Task requirements: Drop the pictures from the entries below, then reproduce the rest exactly.

Data for this task:
::::

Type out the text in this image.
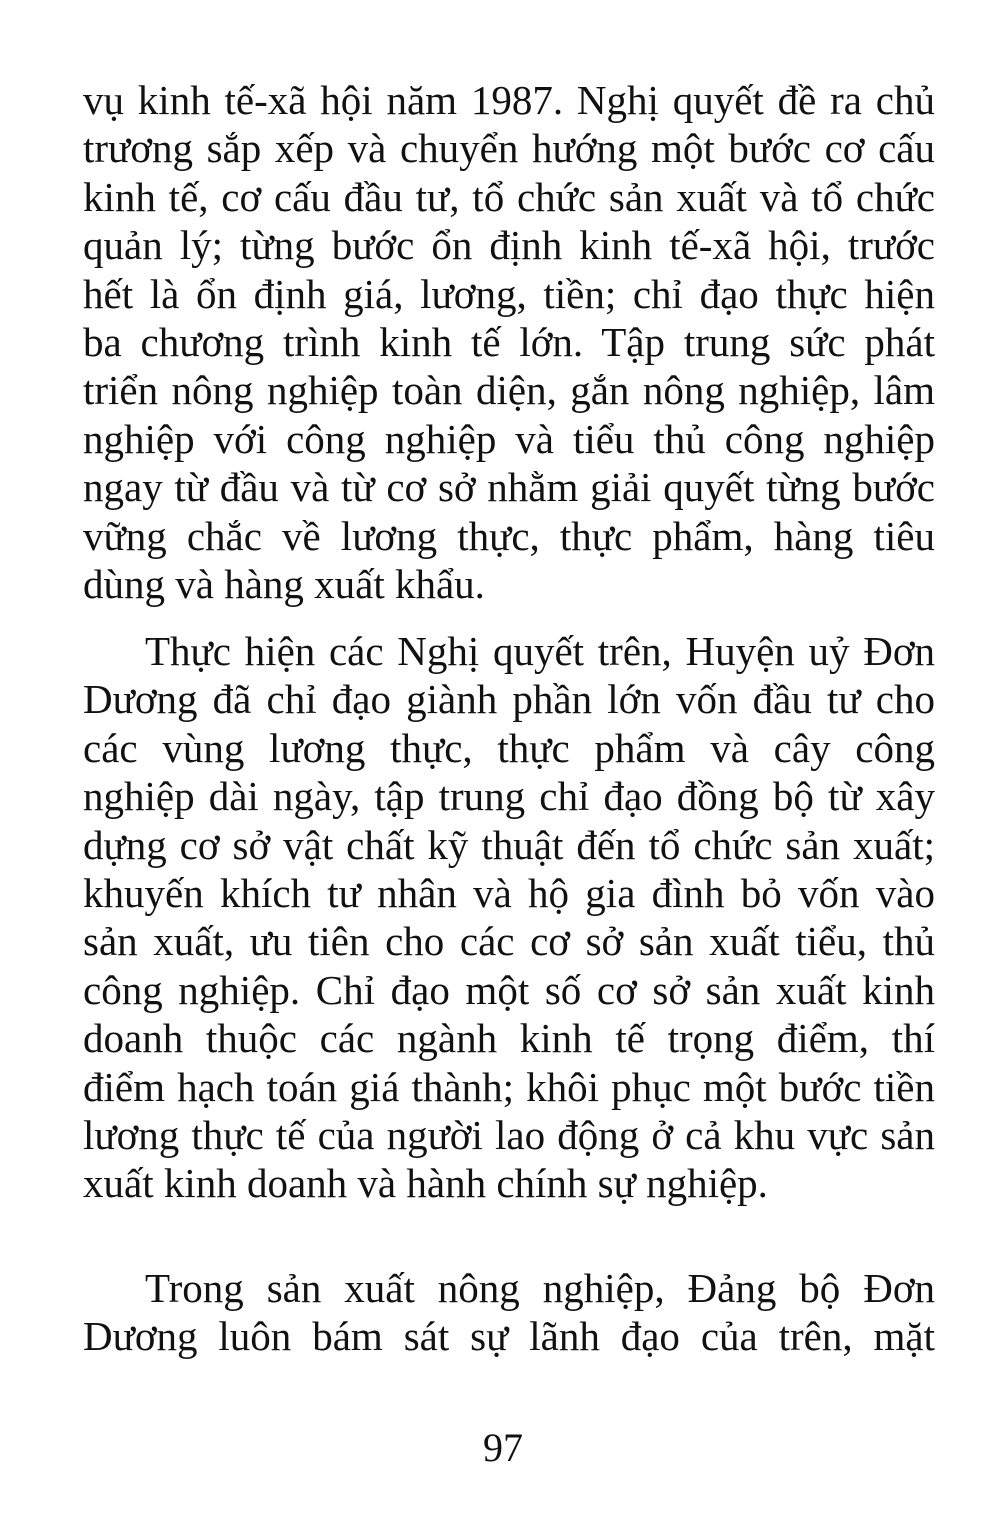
vụ kinh tế-xã hội năm 1987. Nghị quyết đề ra chủ
trương sắp xếp và chuyển hướng một bước cơ cấu
kinh tế, cơ cấu đầu tư, tổ chức sản xuất và tổ chức
quản lý; từng bước ổn định kinh tế-xã hội, trước
hết là ổn định giá, lương, tiền; chỉ đạo thực hiện
ba chương trình kinh tế lớn. Tập trung sức phát
triển nông nghiệp toàn diện, gắn nông nghiệp, lâm
nghiệp với công nghiệp và tiểu thủ công nghiệp
ngay từ đầu và từ cơ sở nhằm giải quyết từng bước
vững chắc về lương thực, thực phẩm, hàng tiêu
dùng và hàng xuất khẩu.

Thực hiện các Nghị quyết trên, Huyện uỷ Đơn
Dương đã chỉ đạo giành phần lớn vốn đầu tư cho
các vùng lương thực, thực phẩm và cây công
nghiệp dài ngày, tập trung chỉ đạo đồng bộ từ xây
dựng cơ sở vật chất kỹ thuật đến tổ chức sản xuất;
khuyến khích tư nhân và hộ gia đình bỏ vốn vào
sản xuất, ưu tiên cho các cơ sở sản xuất tiểu, thủ
công nghiệp. Chỉ đạo một số cơ sở sản xuất kinh
doanh thuộc các ngành kinh tế trọng điểm, thí
điểm hạch toán giá thành; khôi phục một bước tiền
lương thực tế của người lao động ở cả khu vực sản
xuất kinh doanh và hành chính sự nghiệp.

Trong sản xuất nông nghiệp, Đảng bộ Đơn
Dương luôn bám sát sự lãnh đạo của trên, mặt

97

::::

Exercise solution:
Type out the text in this image.
vụ kinh tế-xã hội năm 1987. Nghị quyết đề ra chủ
trương sắp xếp và chuyển hướng một bước cơ cấu
kinh tế, cơ cấu đầu tư, tổ chức sản xuất và tổ chức
quản lý; từng bước ổn định kinh tế-xã hội, trước
hết là ổn định giá, lương, tiền; chỉ đạo thực hiện
ba chương trình kinh tế lớn. Tập trung sức phát
triển nông nghiệp toàn diện, gắn nông nghiệp, lâm
nghiệp với công nghiệp và tiểu thủ công nghiệp
ngay từ đầu và từ cơ sở nhằm giải quyết từng bước
vững chắc về lương thực, thực phẩm, hàng tiêu
dùng và hàng xuất khẩu.

Thực hiện các Nghị quyết trên, Huyện uỷ Đơn
Dương đã chỉ đạo giành phần lớn vốn đầu tư cho
các vùng lương thực, thực phẩm và cây công
nghiệp dài ngày, tập trung chỉ đạo đồng bộ từ xây
dựng cơ sở vật chất kỹ thuật đến tổ chức sản xuất;
khuyến khích tư nhân và hộ gia đình bỏ vốn vào
sản xuất, ưu tiên cho các cơ sở sản xuất tiểu, thủ
công nghiệp. Chỉ đạo một số cơ sở sản xuất kinh
doanh thuộc các ngành kinh tế trọng điểm, thí
điểm hạch toán giá thành; khôi phục một bước tiền
lương thực tế của người lao động ở cả khu vực sản
xuất kinh doanh và hành chính sự nghiệp.

Trong sản xuất nông nghiệp, Đảng bộ Đơn
Dương luôn bám sát sự lãnh đạo của trên, mặt

97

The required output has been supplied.